** Start of PROVIDED DATA **

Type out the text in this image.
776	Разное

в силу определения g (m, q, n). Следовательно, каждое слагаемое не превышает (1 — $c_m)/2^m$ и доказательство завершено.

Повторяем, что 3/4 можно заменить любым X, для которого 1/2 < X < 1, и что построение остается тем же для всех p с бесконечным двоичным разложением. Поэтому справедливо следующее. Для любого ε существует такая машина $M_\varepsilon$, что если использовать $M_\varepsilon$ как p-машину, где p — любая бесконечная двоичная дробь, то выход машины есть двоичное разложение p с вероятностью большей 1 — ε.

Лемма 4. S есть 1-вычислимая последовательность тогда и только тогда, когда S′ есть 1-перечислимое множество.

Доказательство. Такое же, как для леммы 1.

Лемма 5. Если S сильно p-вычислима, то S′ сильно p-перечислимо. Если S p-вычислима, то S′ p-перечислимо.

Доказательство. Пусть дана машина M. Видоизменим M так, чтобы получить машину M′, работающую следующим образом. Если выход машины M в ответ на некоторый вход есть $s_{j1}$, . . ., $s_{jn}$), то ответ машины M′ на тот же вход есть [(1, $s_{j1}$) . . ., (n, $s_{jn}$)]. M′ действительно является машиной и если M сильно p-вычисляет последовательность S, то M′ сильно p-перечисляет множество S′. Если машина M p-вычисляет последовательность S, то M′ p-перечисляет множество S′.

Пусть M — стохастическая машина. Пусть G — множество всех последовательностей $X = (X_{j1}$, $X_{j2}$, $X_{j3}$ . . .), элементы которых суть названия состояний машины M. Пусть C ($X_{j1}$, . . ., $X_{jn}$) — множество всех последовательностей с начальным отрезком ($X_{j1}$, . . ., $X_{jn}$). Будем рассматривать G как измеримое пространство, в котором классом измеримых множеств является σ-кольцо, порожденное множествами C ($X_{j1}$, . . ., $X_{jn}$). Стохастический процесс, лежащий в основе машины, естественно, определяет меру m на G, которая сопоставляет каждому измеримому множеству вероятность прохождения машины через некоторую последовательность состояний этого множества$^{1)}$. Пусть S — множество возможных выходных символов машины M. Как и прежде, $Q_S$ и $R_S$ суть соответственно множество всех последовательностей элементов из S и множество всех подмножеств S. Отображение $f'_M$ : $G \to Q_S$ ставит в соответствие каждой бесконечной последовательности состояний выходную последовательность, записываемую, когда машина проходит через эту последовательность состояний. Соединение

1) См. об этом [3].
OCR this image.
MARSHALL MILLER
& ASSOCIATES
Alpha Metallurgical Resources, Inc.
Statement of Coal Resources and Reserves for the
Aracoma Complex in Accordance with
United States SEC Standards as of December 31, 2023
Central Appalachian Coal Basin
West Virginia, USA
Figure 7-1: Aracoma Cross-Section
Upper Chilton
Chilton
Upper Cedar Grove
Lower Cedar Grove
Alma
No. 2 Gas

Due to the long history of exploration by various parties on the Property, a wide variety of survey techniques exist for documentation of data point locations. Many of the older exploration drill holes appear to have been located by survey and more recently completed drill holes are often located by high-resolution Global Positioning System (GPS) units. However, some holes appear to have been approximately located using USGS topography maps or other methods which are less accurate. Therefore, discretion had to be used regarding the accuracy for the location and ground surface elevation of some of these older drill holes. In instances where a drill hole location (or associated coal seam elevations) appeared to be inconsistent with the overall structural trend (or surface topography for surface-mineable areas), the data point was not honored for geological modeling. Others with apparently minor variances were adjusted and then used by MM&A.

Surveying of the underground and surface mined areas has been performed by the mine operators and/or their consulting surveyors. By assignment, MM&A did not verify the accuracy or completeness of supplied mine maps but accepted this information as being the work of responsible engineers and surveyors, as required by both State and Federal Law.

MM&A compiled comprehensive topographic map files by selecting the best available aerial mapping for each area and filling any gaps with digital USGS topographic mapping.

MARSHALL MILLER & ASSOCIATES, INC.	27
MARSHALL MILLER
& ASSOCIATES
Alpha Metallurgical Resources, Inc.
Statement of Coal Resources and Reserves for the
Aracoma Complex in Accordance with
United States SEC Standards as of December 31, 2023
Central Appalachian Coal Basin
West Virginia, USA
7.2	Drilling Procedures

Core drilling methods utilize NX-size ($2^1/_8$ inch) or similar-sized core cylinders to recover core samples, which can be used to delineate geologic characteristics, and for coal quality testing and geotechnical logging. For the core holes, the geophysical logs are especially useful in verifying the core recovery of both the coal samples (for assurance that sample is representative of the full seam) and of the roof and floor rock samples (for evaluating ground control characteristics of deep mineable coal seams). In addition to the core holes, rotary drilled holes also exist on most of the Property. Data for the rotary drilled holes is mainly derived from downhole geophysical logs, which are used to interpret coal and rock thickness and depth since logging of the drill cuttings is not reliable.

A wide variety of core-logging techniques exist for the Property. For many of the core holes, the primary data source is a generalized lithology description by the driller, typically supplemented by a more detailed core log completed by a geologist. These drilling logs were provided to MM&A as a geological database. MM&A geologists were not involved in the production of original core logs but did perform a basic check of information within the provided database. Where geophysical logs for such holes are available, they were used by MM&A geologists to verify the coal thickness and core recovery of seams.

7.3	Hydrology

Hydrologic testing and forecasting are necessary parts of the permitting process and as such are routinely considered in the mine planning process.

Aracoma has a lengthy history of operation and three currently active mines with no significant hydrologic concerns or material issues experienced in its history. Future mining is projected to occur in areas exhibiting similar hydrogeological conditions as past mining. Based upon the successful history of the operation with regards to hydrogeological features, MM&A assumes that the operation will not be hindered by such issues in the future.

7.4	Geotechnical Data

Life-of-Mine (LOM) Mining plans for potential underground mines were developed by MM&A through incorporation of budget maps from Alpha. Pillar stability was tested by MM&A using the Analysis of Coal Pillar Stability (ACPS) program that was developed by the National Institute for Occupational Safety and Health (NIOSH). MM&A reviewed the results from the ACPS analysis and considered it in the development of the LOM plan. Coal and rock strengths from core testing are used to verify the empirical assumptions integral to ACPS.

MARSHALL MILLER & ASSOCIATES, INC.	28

** End of PROVIDED DATA **

> [OBJECTIVE] Repeat the material from above exactly, word for word.

> [PROBLEM SOLUTION]
Type out the text in this image.
776	Разное

в силу определения g (m, q, n). Следовательно, каждое слагаемое не превышает (1 — $c_m)/2^m$ и доказательство завершено.

Повторяем, что 3/4 можно заменить любым X, для которого 1/2 < X < 1, и что построение остается тем же для всех p с бесконечным двоичным разложением. Поэтому справедливо следующее. Для любого ε существует такая машина $M_\varepsilon$, что если использовать $M_\varepsilon$ как p-машину, где p — любая бесконечная двоичная дробь, то выход машины есть двоичное разложение p с вероятностью большей 1 — ε.

Лемма 4. S есть 1-вычислимая последовательность тогда и только тогда, когда S′ есть 1-перечислимое множество.

Доказательство. Такое же, как для леммы 1.

Лемма 5. Если S сильно p-вычислима, то S′ сильно p-перечислимо. Если S p-вычислима, то S′ p-перечислимо.

Доказательство. Пусть дана машина M. Видоизменим M так, чтобы получить машину M′, работающую следующим образом. Если выход машины M в ответ на некоторый вход есть $s_{j1}$, . . ., $s_{jn}$), то ответ машины M′ на тот же вход есть [(1, $s_{j1}$) . . ., (n, $s_{jn}$)]. M′ действительно является машиной и если M сильно p-вычисляет последовательность S, то M′ сильно p-перечисляет множество S′. Если машина M p-вычисляет последовательность S, то M′ p-перечисляет множество S′.

Пусть M — стохастическая машина. Пусть G — множество всех последовательностей $X = (X_{j1}$, $X_{j2}$, $X_{j3}$ . . .), элементы которых суть названия состояний машины M. Пусть C ($X_{j1}$, . . ., $X_{jn}$) — множество всех последовательностей с начальным отрезком ($X_{j1}$, . . ., $X_{jn}$). Будем рассматривать G как измеримое пространство, в котором классом измеримых множеств является σ-кольцо, порожденное множествами C ($X_{j1}$, . . ., $X_{jn}$). Стохастический процесс, лежащий в основе машины, естественно, определяет меру m на G, которая сопоставляет каждому измеримому множеству вероятность прохождения машины через некоторую последовательность состояний этого множества$^{1)}$. Пусть S — множество возможных выходных символов машины M. Как и прежде, $Q_S$ и $R_S$ суть соответственно множество всех последовательностей элементов из S и множество всех подмножеств S. Отображение $f'_M$ : $G \to Q_S$ ставит в соответствие каждой бесконечной последовательности состояний выходную последовательность, записываемую, когда машина проходит через эту последовательность состояний. Соединение

1) См. об этом [3].
OCR this image.
MARSHALL MILLER
& ASSOCIATES
Alpha Metallurgical Resources, Inc.
Statement of Coal Resources and Reserves for the
Aracoma Complex in Accordance with
United States SEC Standards as of December 31, 2023
Central Appalachian Coal Basin
West Virginia, USA
Figure 7-1: Aracoma Cross-Section
Upper Chilton
Chilton
Upper Cedar Grove
Lower Cedar Grove
Alma
No. 2 Gas

Due to the long history of exploration by various parties on the Property, a wide variety of survey techniques exist for documentation of data point locations. Many of the older exploration drill holes appear to have been located by survey and more recently completed drill holes are often located by high-resolution Global Positioning System (GPS) units. However, some holes appear to have been approximately located using USGS topography maps or other methods which are less accurate. Therefore, discretion had to be used regarding the accuracy for the location and ground surface elevation of some of these older drill holes. In instances where a drill hole location (or associated coal seam elevations) appeared to be inconsistent with the overall structural trend (or surface topography for surface-mineable areas), the data point was not honored for geological modeling. Others with apparently minor variances were adjusted and then used by MM&A.

Surveying of the underground and surface mined areas has been performed by the mine operators and/or their consulting surveyors. By assignment, MM&A did not verify the accuracy or completeness of supplied mine maps but accepted this information as being the work of responsible engineers and surveyors, as required by both State and Federal Law.

MM&A compiled comprehensive topographic map files by selecting the best available aerial mapping for each area and filling any gaps with digital USGS topographic mapping.

MARSHALL MILLER & ASSOCIATES, INC.	27
MARSHALL MILLER
& ASSOCIATES
Alpha Metallurgical Resources, Inc.
Statement of Coal Resources and Reserves for the
Aracoma Complex in Accordance with
United States SEC Standards as of December 31, 2023
Central Appalachian Coal Basin
West Virginia, USA
7.2	Drilling Procedures

Core drilling methods utilize NX-size ($2^1/_8$ inch) or similar-sized core cylinders to recover core samples, which can be used to delineate geologic characteristics, and for coal quality testing and geotechnical logging. For the core holes, the geophysical logs are especially useful in verifying the core recovery of both the coal samples (for assurance that sample is representative of the full seam) and of the roof and floor rock samples (for evaluating ground control characteristics of deep mineable coal seams). In addition to the core holes, rotary drilled holes also exist on most of the Property. Data for the rotary drilled holes is mainly derived from downhole geophysical logs, which are used to interpret coal and rock thickness and depth since logging of the drill cuttings is not reliable.

A wide variety of core-logging techniques exist for the Property. For many of the core holes, the primary data source is a generalized lithology description by the driller, typically supplemented by a more detailed core log completed by a geologist. These drilling logs were provided to MM&A as a geological database. MM&A geologists were not involved in the production of original core logs but did perform a basic check of information within the provided database. Where geophysical logs for such holes are available, they were used by MM&A geologists to verify the coal thickness and core recovery of seams.

7.3	Hydrology

Hydrologic testing and forecasting are necessary parts of the permitting process and as such are routinely considered in the mine planning process.

Aracoma has a lengthy history of operation and three currently active mines with no significant hydrologic concerns or material issues experienced in its history. Future mining is projected to occur in areas exhibiting similar hydrogeological conditions as past mining. Based upon the successful history of the operation with regards to hydrogeological features, MM&A assumes that the operation will not be hindered by such issues in the future.

7.4	Geotechnical Data

Life-of-Mine (LOM) Mining plans for potential underground mines were developed by MM&A through incorporation of budget maps from Alpha. Pillar stability was tested by MM&A using the Analysis of Coal Pillar Stability (ACPS) program that was developed by the National Institute for Occupational Safety and Health (NIOSH). MM&A reviewed the results from the ACPS analysis and considered it in the development of the LOM plan. Coal and rock strengths from core testing are used to verify the empirical assumptions integral to ACPS.

MARSHALL MILLER & ASSOCIATES, INC.	28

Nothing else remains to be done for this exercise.